## Figure record listings
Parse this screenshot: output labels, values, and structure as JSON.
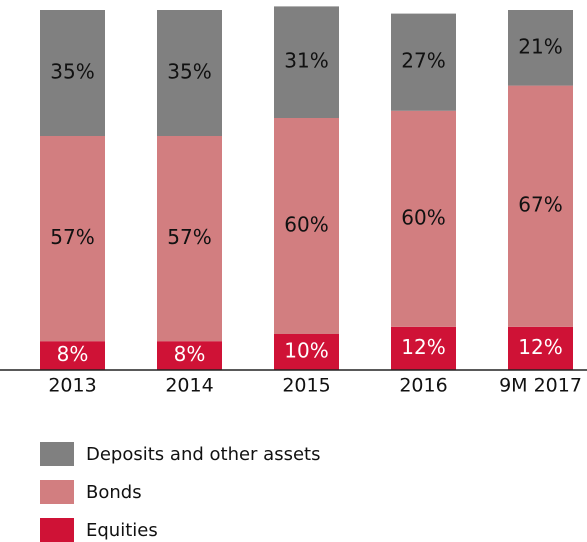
{
  "chart_data": {
    "type": "stacked_bar",
    "categories": [
      "2013",
      "2014",
      "2015",
      "2016",
      "9M 2017"
    ],
    "ylim": [
      0,
      100
    ],
    "series": [
      {
        "name": "Equities",
        "color": "#cf1236",
        "values": [
          8,
          8,
          10,
          12,
          12
        ],
        "value_labels": [
          "8%",
          "8%",
          "10%",
          "12%",
          "12%"
        ]
      },
      {
        "name": "Bonds",
        "color": "#d27e80",
        "values": [
          57,
          57,
          60,
          60,
          67
        ],
        "value_labels": [
          "57%",
          "57%",
          "60%",
          "60%",
          "67%"
        ]
      },
      {
        "name": "Deposits and other assets",
        "color": "#808080",
        "values": [
          35,
          35,
          31,
          27,
          21
        ],
        "value_labels": [
          "35%",
          "35%",
          "31%",
          "27%",
          "21%"
        ]
      }
    ]
  }
}
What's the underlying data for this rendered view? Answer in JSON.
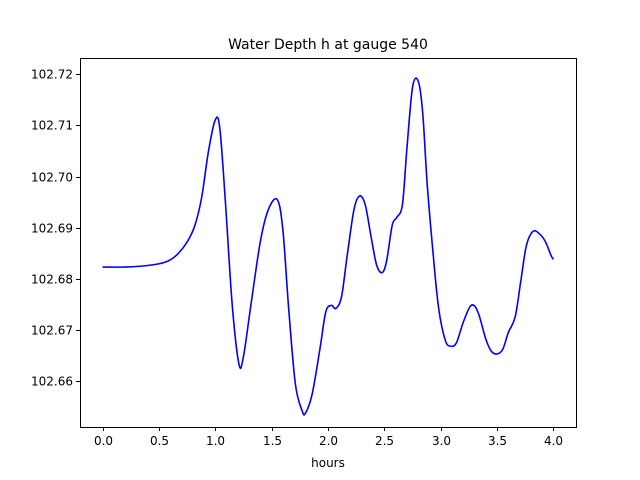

## AIM
Reproduce every entry word for word, but skip any pictures.

## EXERCISE SOLUTION
Parse this screenshot: output labels, values, and structure as JSON.
{
  "chart_data": {
    "type": "stacked_bar",
    "categories": [
      "2013",
      "2014",
      "2015",
      "2016",
      "9M 2017"
    ],
    "ylim": [
      0,
      100
    ],
    "series": [
      {
        "name": "Equities",
        "color": "#cf1236",
        "values": [
          8,
          8,
          10,
          12,
          12
        ],
        "value_labels": [
          "8%",
          "8%",
          "10%",
          "12%",
          "12%"
        ]
      },
      {
        "name": "Bonds",
        "color": "#d27e80",
        "values": [
          57,
          57,
          60,
          60,
          67
        ],
        "value_labels": [
          "57%",
          "57%",
          "60%",
          "60%",
          "67%"
        ]
      },
      {
        "name": "Deposits and other assets",
        "color": "#808080",
        "values": [
          35,
          35,
          31,
          27,
          21
        ],
        "value_labels": [
          "35%",
          "35%",
          "31%",
          "27%",
          "21%"
        ]
      }
    ]
  }
}
What's the underlying data for this rendered view? Answer in JSON.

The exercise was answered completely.